GIVEN RECORDS:
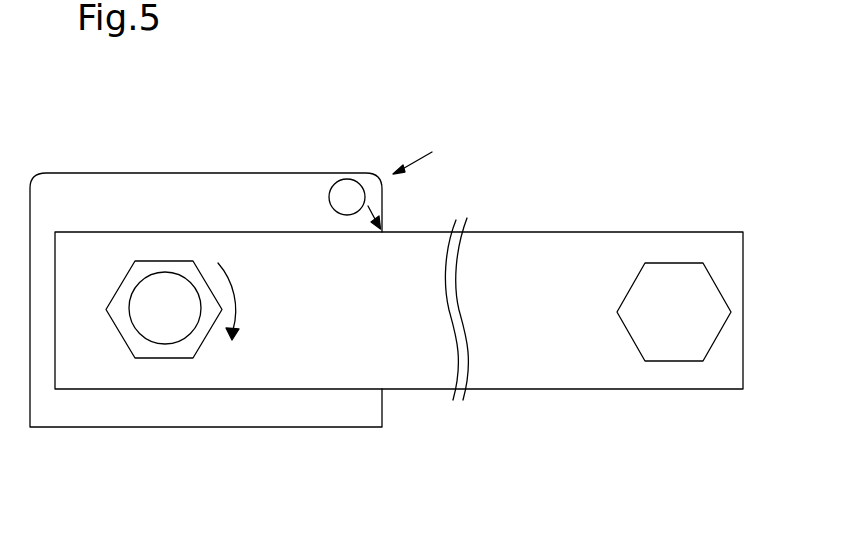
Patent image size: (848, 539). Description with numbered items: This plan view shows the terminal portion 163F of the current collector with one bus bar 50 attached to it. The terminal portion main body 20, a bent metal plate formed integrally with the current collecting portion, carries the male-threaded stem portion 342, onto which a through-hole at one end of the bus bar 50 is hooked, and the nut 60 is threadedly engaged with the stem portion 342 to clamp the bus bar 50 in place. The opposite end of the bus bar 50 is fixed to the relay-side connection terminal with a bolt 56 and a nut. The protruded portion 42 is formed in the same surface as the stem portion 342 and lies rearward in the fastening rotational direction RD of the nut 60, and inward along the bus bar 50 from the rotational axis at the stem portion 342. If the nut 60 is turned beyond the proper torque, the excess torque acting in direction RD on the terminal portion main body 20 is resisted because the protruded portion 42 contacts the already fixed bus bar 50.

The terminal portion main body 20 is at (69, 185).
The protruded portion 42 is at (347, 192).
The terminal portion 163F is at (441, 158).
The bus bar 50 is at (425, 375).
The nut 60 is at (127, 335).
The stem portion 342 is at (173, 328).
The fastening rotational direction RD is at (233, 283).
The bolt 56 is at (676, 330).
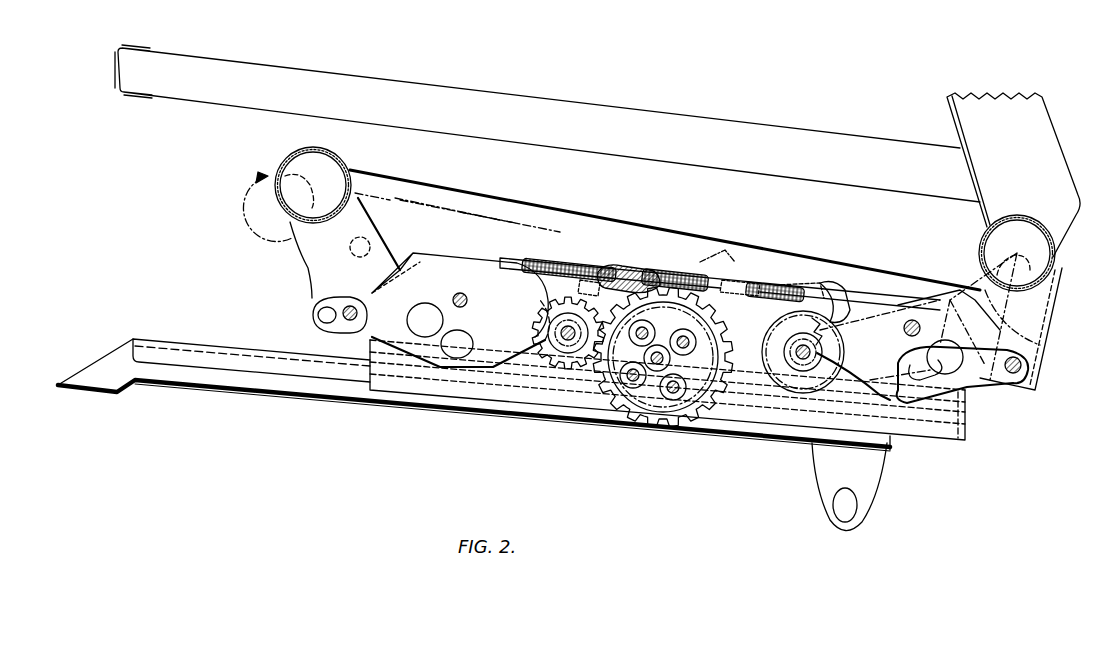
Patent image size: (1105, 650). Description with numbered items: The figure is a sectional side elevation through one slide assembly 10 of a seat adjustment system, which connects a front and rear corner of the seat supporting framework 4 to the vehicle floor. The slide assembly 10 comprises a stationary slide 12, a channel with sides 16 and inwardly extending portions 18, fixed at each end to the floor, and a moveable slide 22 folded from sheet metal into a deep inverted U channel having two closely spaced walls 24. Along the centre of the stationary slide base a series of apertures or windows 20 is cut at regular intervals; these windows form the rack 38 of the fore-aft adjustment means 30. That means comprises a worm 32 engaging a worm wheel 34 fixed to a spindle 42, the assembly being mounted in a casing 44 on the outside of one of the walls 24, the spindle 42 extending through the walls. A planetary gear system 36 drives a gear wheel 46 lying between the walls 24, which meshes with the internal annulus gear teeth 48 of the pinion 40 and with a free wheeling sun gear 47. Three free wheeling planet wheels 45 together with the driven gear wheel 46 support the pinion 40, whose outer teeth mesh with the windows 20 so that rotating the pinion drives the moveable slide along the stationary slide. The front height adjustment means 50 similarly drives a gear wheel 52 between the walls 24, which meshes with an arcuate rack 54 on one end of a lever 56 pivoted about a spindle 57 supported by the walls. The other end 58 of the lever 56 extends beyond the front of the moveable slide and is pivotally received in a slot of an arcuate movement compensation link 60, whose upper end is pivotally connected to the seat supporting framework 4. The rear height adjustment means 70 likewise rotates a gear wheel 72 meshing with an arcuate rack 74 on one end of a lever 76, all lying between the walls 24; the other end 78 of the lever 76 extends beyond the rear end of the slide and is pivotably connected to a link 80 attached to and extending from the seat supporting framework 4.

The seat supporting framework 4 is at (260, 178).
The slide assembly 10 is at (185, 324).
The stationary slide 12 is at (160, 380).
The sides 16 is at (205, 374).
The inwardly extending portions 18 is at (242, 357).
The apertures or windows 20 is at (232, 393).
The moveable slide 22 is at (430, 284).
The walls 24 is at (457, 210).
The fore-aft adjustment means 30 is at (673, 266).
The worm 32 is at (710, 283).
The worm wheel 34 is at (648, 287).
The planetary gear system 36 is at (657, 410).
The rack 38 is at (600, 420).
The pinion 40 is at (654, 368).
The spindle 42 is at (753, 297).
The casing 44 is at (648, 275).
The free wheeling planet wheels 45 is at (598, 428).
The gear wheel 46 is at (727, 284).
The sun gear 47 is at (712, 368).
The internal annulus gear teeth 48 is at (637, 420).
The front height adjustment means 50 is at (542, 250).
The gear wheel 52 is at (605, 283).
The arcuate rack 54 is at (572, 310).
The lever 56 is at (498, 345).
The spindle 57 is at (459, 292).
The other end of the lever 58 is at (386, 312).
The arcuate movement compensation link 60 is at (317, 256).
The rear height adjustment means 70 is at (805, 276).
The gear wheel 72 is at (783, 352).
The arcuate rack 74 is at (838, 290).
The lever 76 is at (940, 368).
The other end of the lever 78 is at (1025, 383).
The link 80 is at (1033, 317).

DIRECTIONS FOR THIS TASK:
Please rewrite all of the material above as a JSON list of strings, one string per line, leaving out blank lines and the pictures.

FINISHED ANSWER:
[
  "Patent image size: (848, 539). Description with numbered items: This plan view shows the terminal portion 163F of the current collector with one bus bar 50 attached to it. The terminal portion main body 20, a bent metal plate formed integrally with the current collecting portion, carries the male-threaded stem portion 342, onto which a through-hole at one end of the bus bar 50 is hooked, and the nut 60 is threadedly engaged with the stem portion 342 to clamp the bus bar 50 in place. The opposite end of the bus bar 50 is fixed to the relay-side connection terminal with a bolt 56 and a nut. The protruded portion 42 is formed in the same surface as the stem portion 342 and lies rearward in the fastening rotational direction RD of the nut 60, and inward along the bus bar 50 from the rotational axis at the stem portion 342. If the nut 60 is turned beyond the proper torque, the excess torque acting in direction RD on the terminal portion main body 20 is resisted because the protruded portion 42 contacts the already fixed bus bar 50.",
  "The terminal portion main body 20 is at (69, 185).",
  "The protruded portion 42 is at (347, 192).",
  "The terminal portion 163F is at (441, 158).",
  "The bus bar 50 is at (425, 375).",
  "The nut 60 is at (127, 335).",
  "The stem portion 342 is at (173, 328).",
  "The fastening rotational direction RD is at (233, 283).",
  "The bolt 56 is at (676, 330).",
  "Patent image size: (1105, 650). Description with numbered items: The figure is a sectional side elevation through one slide assembly 10 of a seat adjustment system, which connects a front and rear corner of the seat supporting framework 4 to the vehicle floor. The slide assembly 10 comprises a stationary slide 12, a channel with sides 16 and inwardly extending portions 18, fixed at each end to the floor, and a moveable slide 22 folded from sheet metal into a deep inverted U channel having two closely spaced walls 24. Along the centre of the stationary slide base a series of apertures or windows 20 is cut at regular intervals; these windows form the rack 38 of the fore-aft adjustment means 30. That means comprises a worm 32 engaging a worm wheel 34 fixed to a spindle 42, the assembly being mounted in a casing 44 on the outside of one of the walls 24, the spindle 42 extending through the walls. A planetary gear system 36 drives a gear wheel 46 lying between the walls 24, which meshes with the internal annulus gear teeth 48 of the pinion 40 and with a free wheeling sun gear 47. Three free wheeling planet wheels 45 together with the driven gear wheel 46 support the pinion 40, whose outer teeth mesh with the windows 20 so that rotating the pinion drives the moveable slide along the stationary slide. The front height adjustment means 50 similarly drives a gear wheel 52 between the walls 24, which meshes with an arcuate rack 54 on one end of a lever 56 pivoted about a spindle 57 supported by the walls. The other end 58 of the lever 56 extends beyond the front of the moveable slide and is pivotally received in a slot of an arcuate movement compensation link 60, whose upper end is pivotally connected to the seat supporting framework 4. The rear height adjustment means 70 likewise rotates a gear wheel 72 meshing with an arcuate rack 74 on one end of a lever 76, all lying between the walls 24; the other end 78 of the lever 76 extends beyond the rear end of the slide and is pivotably connected to a link 80 attached to and extending from the seat supporting framework 4.",
  "The seat supporting framework 4 is at (260, 178).",
  "The slide assembly 10 is at (185, 324).",
  "The stationary slide 12 is at (160, 380).",
  "The sides 16 is at (205, 374).",
  "The inwardly extending portions 18 is at (242, 357).",
  "The apertures or windows 20 is at (232, 393).",
  "The moveable slide 22 is at (430, 284).",
  "The walls 24 is at (457, 210).",
  "The fore-aft adjustment means 30 is at (673, 266).",
  "The worm 32 is at (710, 283).",
  "The worm wheel 34 is at (648, 287).",
  "The planetary gear system 36 is at (657, 410).",
  "The rack 38 is at (600, 420).",
  "The pinion 40 is at (654, 368).",
  "The spindle 42 is at (753, 297).",
  "The casing 44 is at (648, 275).",
  "The free wheeling planet wheels 45 is at (598, 428).",
  "The gear wheel 46 is at (727, 284).",
  "The sun gear 47 is at (712, 368).",
  "The internal annulus gear teeth 48 is at (637, 420).",
  "The front height adjustment means 50 is at (542, 250).",
  "The gear wheel 52 is at (605, 283).",
  "The arcuate rack 54 is at (572, 310).",
  "The lever 56 is at (498, 345).",
  "The spindle 57 is at (459, 292).",
  "The other end of the lever 58 is at (386, 312).",
  "The arcuate movement compensation link 60 is at (317, 256).",
  "The rear height adjustment means 70 is at (805, 276).",
  "The gear wheel 72 is at (783, 352).",
  "The arcuate rack 74 is at (838, 290).",
  "The lever 76 is at (940, 368).",
  "The other end of the lever 78 is at (1025, 383).",
  "The link 80 is at (1033, 317)."
]